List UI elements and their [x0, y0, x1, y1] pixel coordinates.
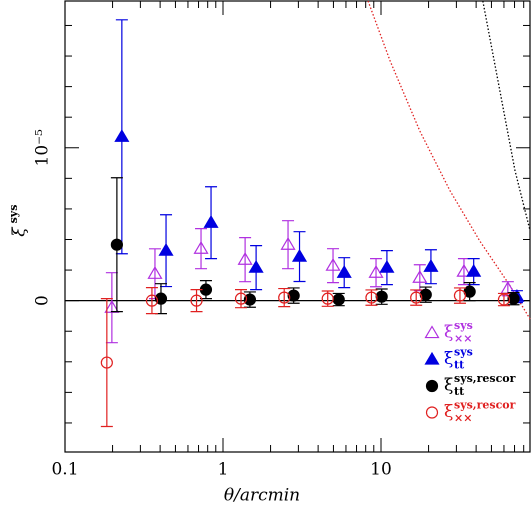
- marker: [379, 259, 395, 273]
- marker: [287, 289, 300, 302]
- marker: [114, 129, 130, 142]
- marker: [507, 292, 520, 305]
- marker: [453, 289, 467, 302]
- marker: [203, 214, 219, 228]
- marker: [424, 351, 440, 365]
- legend-symbol: ξ: [444, 402, 453, 422]
- error-bar: [370, 258, 383, 288]
- legend-symbol: ξ: [444, 323, 453, 343]
- marker: [336, 264, 352, 278]
- y-axis-label-sup: sys: [7, 205, 20, 224]
- marker: [190, 294, 203, 307]
- error-bar: [497, 292, 510, 307]
- marker: [278, 291, 291, 304]
- marker: [423, 259, 439, 272]
- error-bar: [195, 228, 208, 270]
- marker: [147, 266, 163, 279]
- marker: [425, 379, 439, 393]
- marker: [280, 237, 296, 250]
- marker: [375, 290, 388, 303]
- legend-subscript: tt: [454, 359, 465, 372]
- marker: [325, 257, 341, 271]
- marker: [291, 248, 308, 262]
- legend-subscript: ××: [454, 412, 472, 425]
- legend-entry: ξ sys××: [424, 319, 473, 345]
- marker: [154, 292, 168, 305]
- y-tick-label: 10⁻⁵: [33, 129, 53, 167]
- x-axis-label: θ/arcmin: [224, 486, 300, 506]
- x-tick-label: 1: [218, 460, 229, 480]
- legend-superscript: sys,rescor: [454, 372, 516, 385]
- error-bar: [282, 220, 295, 270]
- marker: [466, 263, 482, 277]
- marker: [332, 293, 345, 306]
- y-tick-label: 0: [33, 295, 53, 306]
- x-tick-label: 10: [370, 460, 392, 480]
- error-bar: [145, 287, 158, 315]
- legend-superscript: sys: [454, 319, 473, 332]
- y-axis-label-main: ξ: [10, 226, 30, 237]
- marker: [158, 242, 174, 256]
- error-bar: [105, 272, 118, 344]
- marker: [497, 293, 511, 306]
- marker: [234, 292, 248, 305]
- marker: [321, 292, 334, 305]
- marker: [365, 291, 378, 304]
- error-bar: [239, 237, 252, 283]
- legend-subscript: ××: [454, 332, 472, 345]
- legend-superscript: sys,rescor: [454, 399, 516, 412]
- marker: [425, 406, 439, 419]
- marker: [412, 270, 428, 283]
- legend-superscript: sys: [454, 346, 473, 359]
- marker: [424, 325, 440, 339]
- error-bar: [100, 298, 113, 428]
- y-axis-label: ξ sys: [7, 205, 30, 237]
- marker: [410, 291, 423, 304]
- marker: [456, 263, 472, 277]
- marker: [248, 259, 264, 273]
- legend-subscript: tt: [454, 385, 465, 398]
- legend-entry: ξ sys,rescor××: [425, 399, 516, 425]
- marker: [193, 240, 209, 254]
- error-bar: [190, 289, 203, 313]
- marker: [110, 238, 123, 251]
- marker: [243, 293, 257, 306]
- error-bar: [327, 248, 340, 284]
- legend-symbol: ξ: [444, 376, 453, 396]
- marker: [368, 264, 384, 278]
- x-tick-label: 0.1: [51, 460, 78, 480]
- marker: [237, 251, 253, 265]
- plot-frame: [64, 0, 531, 453]
- marker: [145, 294, 159, 307]
- marker: [100, 356, 113, 369]
- legend-symbol: ξ: [444, 349, 453, 369]
- model-curve: [482, 0, 531, 231]
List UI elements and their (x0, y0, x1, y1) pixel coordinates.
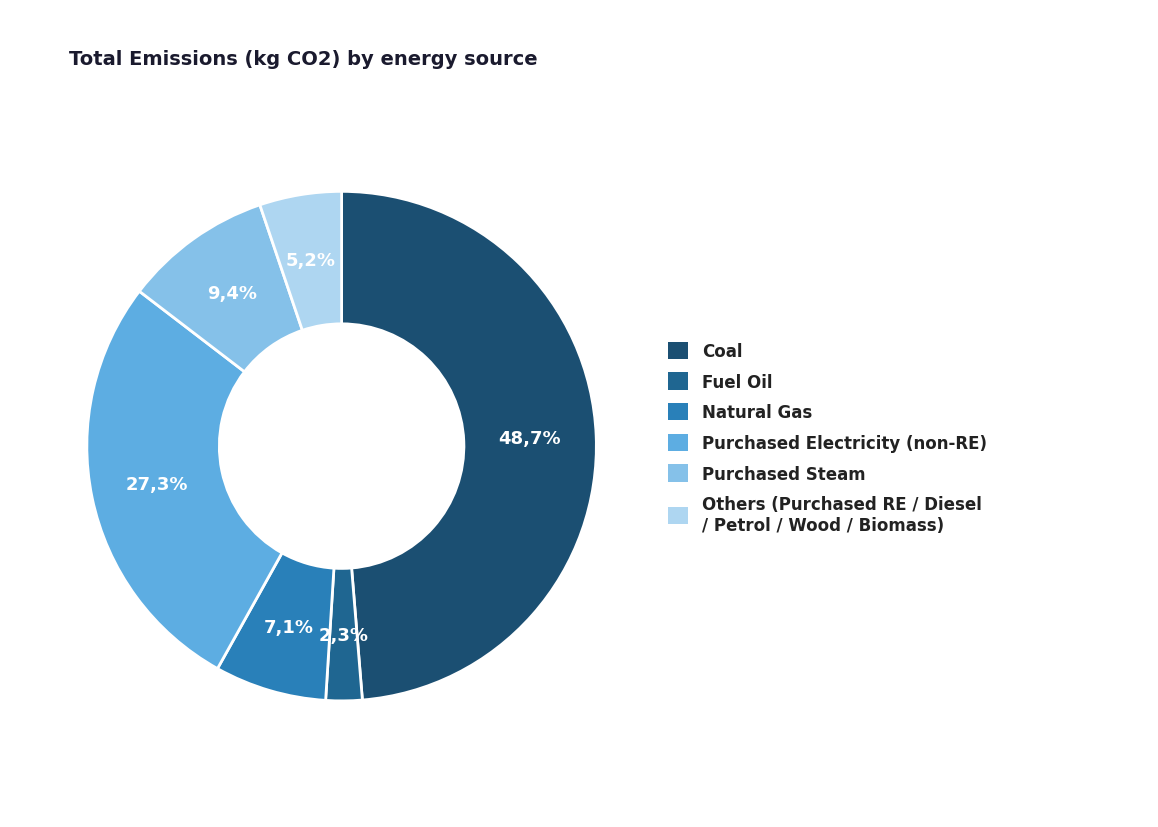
Text: 5,2%: 5,2% (286, 251, 336, 270)
Wedge shape (325, 568, 362, 701)
Text: 7,1%: 7,1% (264, 619, 314, 636)
Text: 27,3%: 27,3% (126, 476, 189, 494)
Wedge shape (259, 192, 342, 331)
Wedge shape (218, 553, 334, 700)
Wedge shape (342, 192, 596, 700)
Text: 48,7%: 48,7% (499, 430, 562, 448)
Text: 9,4%: 9,4% (207, 284, 257, 303)
Wedge shape (139, 206, 302, 372)
Legend: Coal, Fuel Oil, Natural Gas, Purchased Electricity (non-RE), Purchased Steam, Ot: Coal, Fuel Oil, Natural Gas, Purchased E… (668, 342, 987, 534)
Wedge shape (87, 292, 283, 669)
Text: Total Emissions (kg CO2) by energy source: Total Emissions (kg CO2) by energy sourc… (69, 50, 538, 69)
Text: 2,3%: 2,3% (318, 626, 368, 644)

########

AIM :: Reproduce all of the data above line for line, without changing anything, but leave out the pictures.

RIGHT ANSWER ::
List UI elements and their [x0, y0, x1, y1] pixel coordinates.
- marker: [379, 259, 395, 273]
- marker: [287, 289, 300, 302]
- marker: [114, 129, 130, 142]
- marker: [507, 292, 520, 305]
- marker: [453, 289, 467, 302]
- marker: [203, 214, 219, 228]
- marker: [424, 351, 440, 365]
- legend-symbol: ξ: [444, 402, 453, 422]
- error-bar: [370, 258, 383, 288]
- legend-symbol: ξ: [444, 323, 453, 343]
- marker: [336, 264, 352, 278]
- y-axis-label-sup: sys: [7, 205, 20, 224]
- marker: [190, 294, 203, 307]
- error-bar: [497, 292, 510, 307]
- marker: [278, 291, 291, 304]
- marker: [423, 259, 439, 272]
- error-bar: [195, 228, 208, 270]
- marker: [147, 266, 163, 279]
- marker: [425, 379, 439, 393]
- marker: [280, 237, 296, 250]
- marker: [375, 290, 388, 303]
- legend-subscript: tt: [454, 359, 465, 372]
- marker: [325, 257, 341, 271]
- marker: [291, 248, 308, 262]
- legend-subscript: ××: [454, 412, 472, 425]
- legend-entry: ξ sys××: [424, 319, 473, 345]
- marker: [154, 292, 168, 305]
- y-tick-label: 10⁻⁵: [33, 129, 53, 167]
- x-axis-label: θ/arcmin: [224, 486, 300, 506]
- x-tick-label: 1: [218, 460, 229, 480]
- legend-superscript: sys,rescor: [454, 372, 516, 385]
- error-bar: [282, 220, 295, 270]
- marker: [466, 263, 482, 277]
- marker: [332, 293, 345, 306]
- y-tick-label: 0: [33, 295, 53, 306]
- x-tick-label: 10: [370, 460, 392, 480]
- error-bar: [145, 287, 158, 315]
- legend-superscript: sys: [454, 319, 473, 332]
- y-axis-label-main: ξ: [10, 226, 30, 237]
- marker: [158, 242, 174, 256]
- error-bar: [105, 272, 118, 344]
- marker: [497, 293, 511, 306]
- marker: [234, 292, 248, 305]
- marker: [321, 292, 334, 305]
- marker: [365, 291, 378, 304]
- error-bar: [239, 237, 252, 283]
- legend-subscript: ××: [454, 332, 472, 345]
- legend-superscript: sys,rescor: [454, 399, 516, 412]
- marker: [425, 406, 439, 419]
- marker: [412, 270, 428, 283]
- legend-superscript: sys: [454, 346, 473, 359]
- marker: [424, 325, 440, 339]
- error-bar: [100, 298, 113, 428]
- y-axis-label: ξ sys: [7, 205, 30, 237]
- marker: [410, 291, 423, 304]
- marker: [456, 263, 472, 277]
- marker: [248, 259, 264, 273]
- legend-subscript: tt: [454, 385, 465, 398]
- legend-entry: ξ sys,rescor××: [425, 399, 516, 425]
- marker: [193, 240, 209, 254]
- error-bar: [190, 289, 203, 313]
- marker: [110, 238, 123, 251]
- marker: [243, 293, 257, 306]
- error-bar: [327, 248, 340, 284]
- legend-symbol: ξ: [444, 376, 453, 396]
- marker: [368, 264, 384, 278]
- x-tick-label: 0.1: [51, 460, 78, 480]
- marker: [237, 251, 253, 265]
- plot-frame: [64, 0, 531, 453]
- marker: [145, 294, 159, 307]
- marker: [100, 356, 113, 369]
- legend-symbol: ξ: [444, 349, 453, 369]
- model-curve: [482, 0, 531, 231]
List UI elements and their (x0, y0, x1, y1) pixel coordinates.
Text: 5,2%: 5,2% (286, 251, 336, 270)
Wedge shape (325, 568, 362, 701)
Text: 7,1%: 7,1% (264, 619, 314, 636)
Text: 27,3%: 27,3% (126, 476, 189, 494)
Wedge shape (259, 192, 342, 331)
Wedge shape (218, 553, 334, 700)
Wedge shape (342, 192, 596, 700)
Text: 48,7%: 48,7% (499, 430, 562, 448)
Text: 9,4%: 9,4% (207, 284, 257, 303)
Wedge shape (139, 206, 302, 372)
Legend: Coal, Fuel Oil, Natural Gas, Purchased Electricity (non-RE), Purchased Steam, Ot: Coal, Fuel Oil, Natural Gas, Purchased E… (668, 342, 987, 534)
Wedge shape (87, 292, 283, 669)
Text: Total Emissions (kg CO2) by energy source: Total Emissions (kg CO2) by energy sourc… (69, 50, 538, 69)
Text: 2,3%: 2,3% (318, 626, 368, 644)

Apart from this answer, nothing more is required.